>>>>>

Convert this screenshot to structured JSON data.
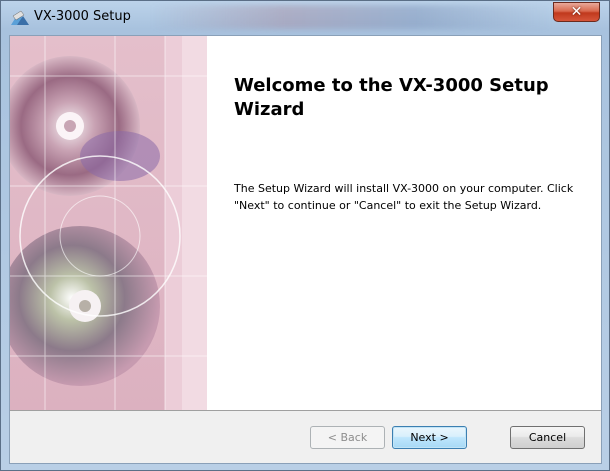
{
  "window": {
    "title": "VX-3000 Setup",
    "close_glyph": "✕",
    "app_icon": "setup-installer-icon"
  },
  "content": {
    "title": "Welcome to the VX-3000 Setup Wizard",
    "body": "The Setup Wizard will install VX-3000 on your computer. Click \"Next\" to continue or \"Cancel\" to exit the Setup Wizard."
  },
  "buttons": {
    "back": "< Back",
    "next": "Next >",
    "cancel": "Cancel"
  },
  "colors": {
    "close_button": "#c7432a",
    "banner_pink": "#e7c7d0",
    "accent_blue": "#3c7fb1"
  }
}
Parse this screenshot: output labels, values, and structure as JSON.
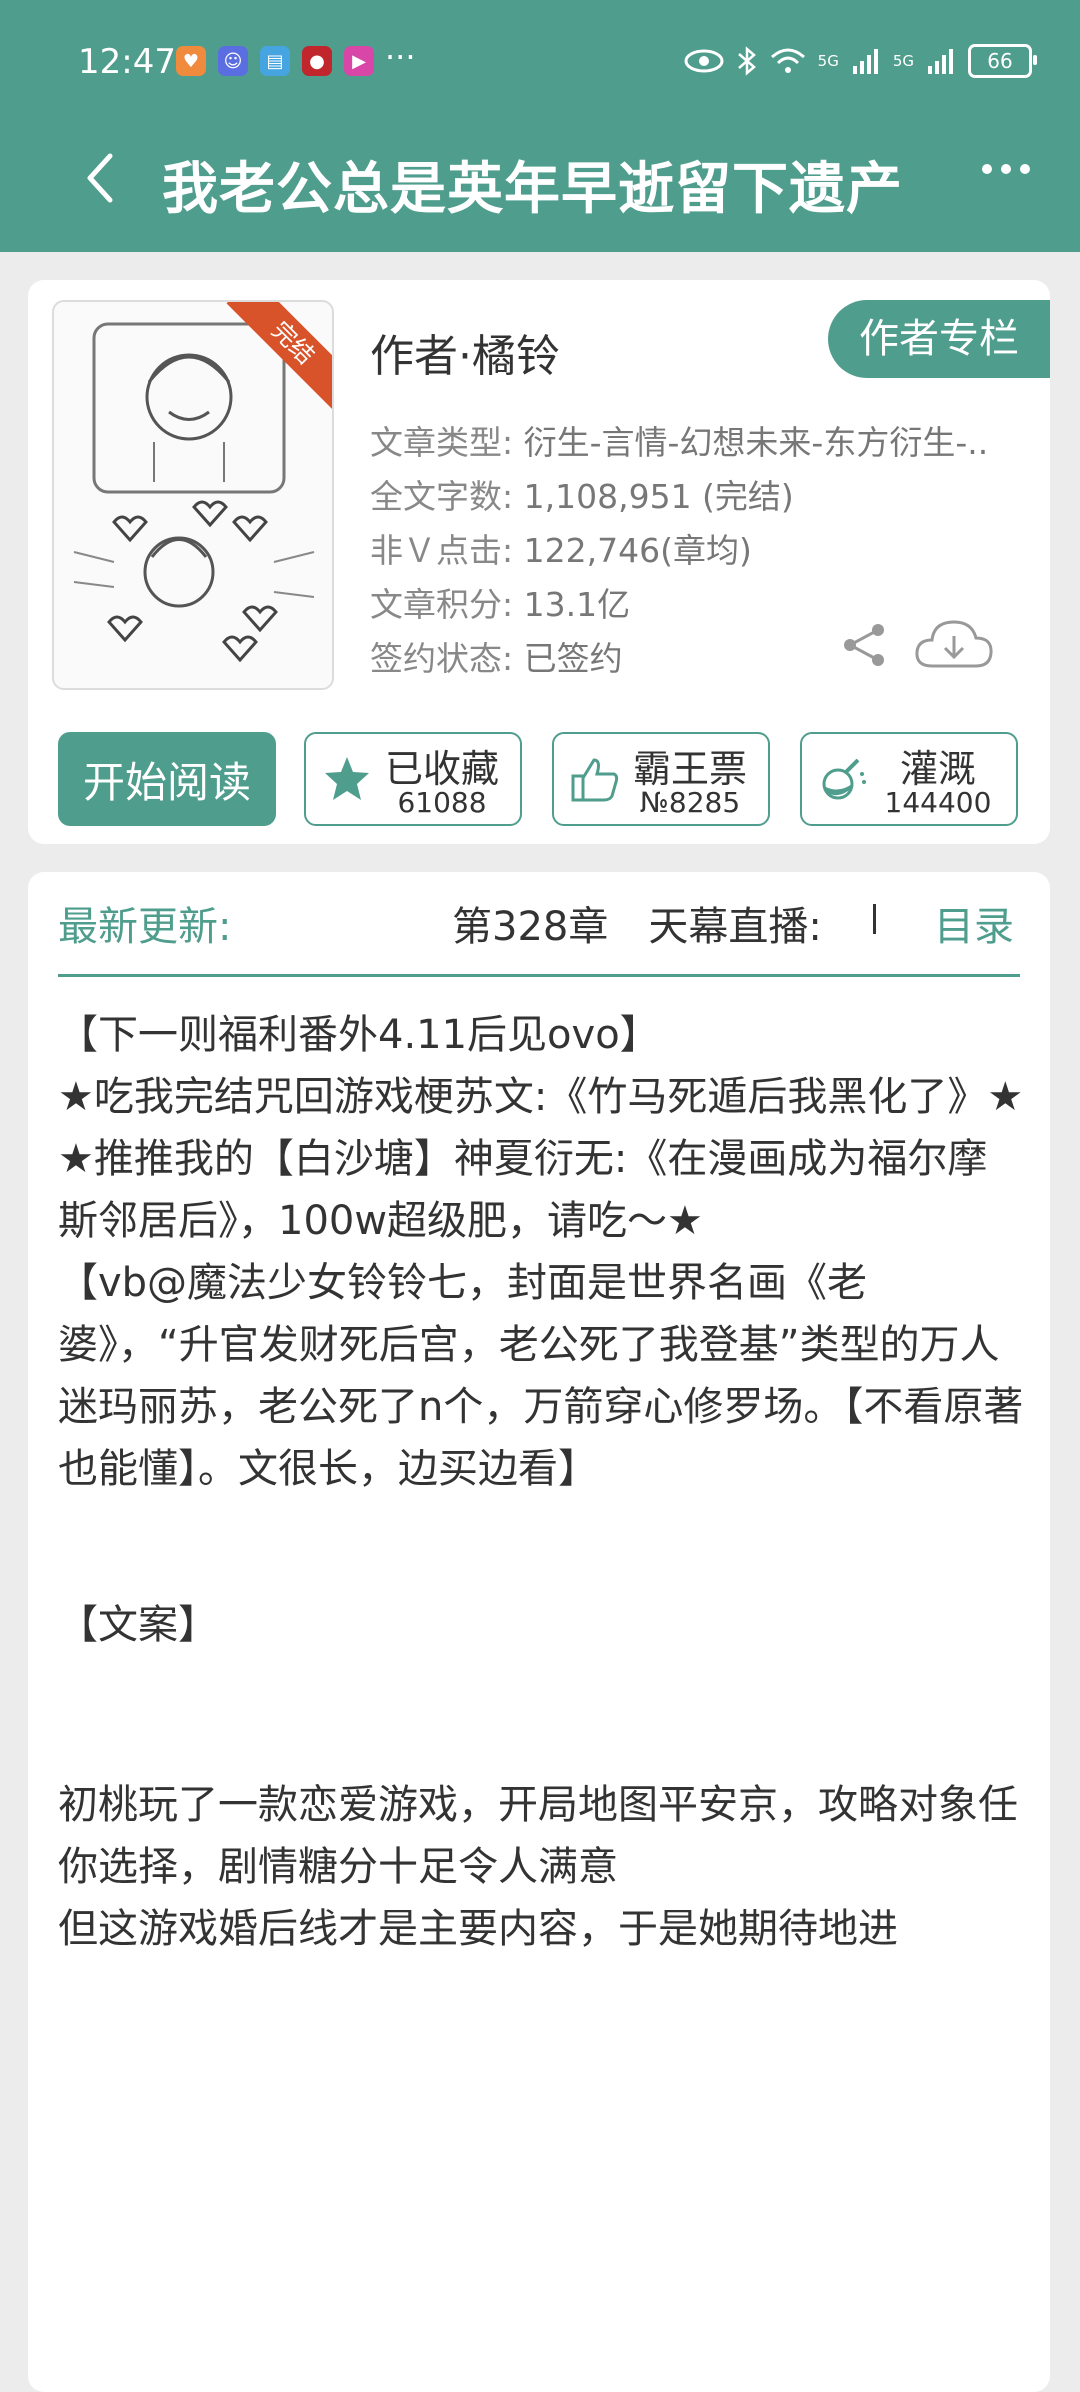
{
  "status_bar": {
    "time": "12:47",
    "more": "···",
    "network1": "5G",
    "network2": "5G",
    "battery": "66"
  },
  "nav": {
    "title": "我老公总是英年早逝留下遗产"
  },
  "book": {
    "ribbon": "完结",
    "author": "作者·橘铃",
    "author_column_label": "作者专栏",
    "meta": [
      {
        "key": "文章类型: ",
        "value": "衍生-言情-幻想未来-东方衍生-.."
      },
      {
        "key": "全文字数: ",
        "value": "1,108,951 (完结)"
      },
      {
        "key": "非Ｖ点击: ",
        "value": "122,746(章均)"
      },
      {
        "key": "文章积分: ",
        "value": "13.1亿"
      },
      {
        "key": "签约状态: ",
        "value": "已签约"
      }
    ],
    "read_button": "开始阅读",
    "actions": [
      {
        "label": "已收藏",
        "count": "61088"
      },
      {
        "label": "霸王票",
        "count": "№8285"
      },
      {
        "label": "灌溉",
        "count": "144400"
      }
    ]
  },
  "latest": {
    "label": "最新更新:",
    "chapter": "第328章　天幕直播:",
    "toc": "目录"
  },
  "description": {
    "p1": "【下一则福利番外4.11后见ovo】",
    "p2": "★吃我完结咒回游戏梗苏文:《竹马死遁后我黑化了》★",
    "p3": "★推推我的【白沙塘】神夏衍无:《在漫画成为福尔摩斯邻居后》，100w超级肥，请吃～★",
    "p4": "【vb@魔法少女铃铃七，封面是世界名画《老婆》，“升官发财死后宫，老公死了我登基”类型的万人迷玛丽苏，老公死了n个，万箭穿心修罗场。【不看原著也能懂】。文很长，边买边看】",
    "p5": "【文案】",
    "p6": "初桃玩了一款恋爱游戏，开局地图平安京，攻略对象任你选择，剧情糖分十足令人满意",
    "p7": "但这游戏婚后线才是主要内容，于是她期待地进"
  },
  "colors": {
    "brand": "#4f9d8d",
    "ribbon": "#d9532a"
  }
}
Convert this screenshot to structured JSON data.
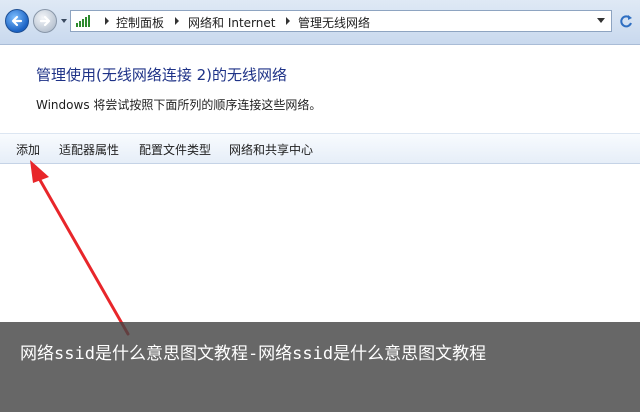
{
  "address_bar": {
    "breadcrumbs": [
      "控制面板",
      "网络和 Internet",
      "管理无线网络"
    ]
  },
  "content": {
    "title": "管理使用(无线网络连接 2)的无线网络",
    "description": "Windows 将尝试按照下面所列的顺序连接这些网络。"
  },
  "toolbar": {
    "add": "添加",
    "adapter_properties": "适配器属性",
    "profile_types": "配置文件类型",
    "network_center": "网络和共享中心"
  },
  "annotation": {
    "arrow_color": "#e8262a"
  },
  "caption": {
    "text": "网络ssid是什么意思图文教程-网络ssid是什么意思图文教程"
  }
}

<<<<<

#### WORK TO BE COMPLETED:
Your copy should match the entries exactly, minus the pictures.

#### FINAL ANSWER:
Convert this screenshot to structured JSON data.
{
  "window": {
    "title": "VX-3000 Setup",
    "close_glyph": "✕",
    "app_icon": "setup-installer-icon"
  },
  "content": {
    "title": "Welcome to the VX-3000 Setup Wizard",
    "body": "The Setup Wizard will install VX-3000 on your computer. Click \"Next\" to continue or \"Cancel\" to exit the Setup Wizard."
  },
  "buttons": {
    "back": "< Back",
    "next": "Next >",
    "cancel": "Cancel"
  },
  "colors": {
    "close_button": "#c7432a",
    "banner_pink": "#e7c7d0",
    "accent_blue": "#3c7fb1"
  }
}
Parse this screenshot: output labels, values, and structure as JSON.
{
  "status_bar": {
    "time": "12:47",
    "more": "···",
    "network1": "5G",
    "network2": "5G",
    "battery": "66"
  },
  "nav": {
    "title": "我老公总是英年早逝留下遗产"
  },
  "book": {
    "ribbon": "完结",
    "author": "作者·橘铃",
    "author_column_label": "作者专栏",
    "meta": [
      {
        "key": "文章类型: ",
        "value": "衍生-言情-幻想未来-东方衍生-.."
      },
      {
        "key": "全文字数: ",
        "value": "1,108,951 (完结)"
      },
      {
        "key": "非Ｖ点击: ",
        "value": "122,746(章均)"
      },
      {
        "key": "文章积分: ",
        "value": "13.1亿"
      },
      {
        "key": "签约状态: ",
        "value": "已签约"
      }
    ],
    "read_button": "开始阅读",
    "actions": [
      {
        "label": "已收藏",
        "count": "61088"
      },
      {
        "label": "霸王票",
        "count": "№8285"
      },
      {
        "label": "灌溉",
        "count": "144400"
      }
    ]
  },
  "latest": {
    "label": "最新更新:",
    "chapter": "第328章　天幕直播:",
    "toc": "目录"
  },
  "description": {
    "p1": "【下一则福利番外4.11后见ovo】",
    "p2": "★吃我完结咒回游戏梗苏文:《竹马死遁后我黑化了》★",
    "p3": "★推推我的【白沙塘】神夏衍无:《在漫画成为福尔摩斯邻居后》，100w超级肥，请吃～★",
    "p4": "【vb@魔法少女铃铃七，封面是世界名画《老婆》，“升官发财死后宫，老公死了我登基”类型的万人迷玛丽苏，老公死了n个，万箭穿心修罗场。【不看原著也能懂】。文很长，边买边看】",
    "p5": "【文案】",
    "p6": "初桃玩了一款恋爱游戏，开局地图平安京，攻略对象任你选择，剧情糖分十足令人满意",
    "p7": "但这游戏婚后线才是主要内容，于是她期待地进"
  },
  "colors": {
    "brand": "#4f9d8d",
    "ribbon": "#d9532a"
  }
}
Convert this screenshot to structured JSON data.
{
  "address_bar": {
    "breadcrumbs": [
      "控制面板",
      "网络和 Internet",
      "管理无线网络"
    ]
  },
  "content": {
    "title": "管理使用(无线网络连接 2)的无线网络",
    "description": "Windows 将尝试按照下面所列的顺序连接这些网络。"
  },
  "toolbar": {
    "add": "添加",
    "adapter_properties": "适配器属性",
    "profile_types": "配置文件类型",
    "network_center": "网络和共享中心"
  },
  "annotation": {
    "arrow_color": "#e8262a"
  },
  "caption": {
    "text": "网络ssid是什么意思图文教程-网络ssid是什么意思图文教程"
  }
}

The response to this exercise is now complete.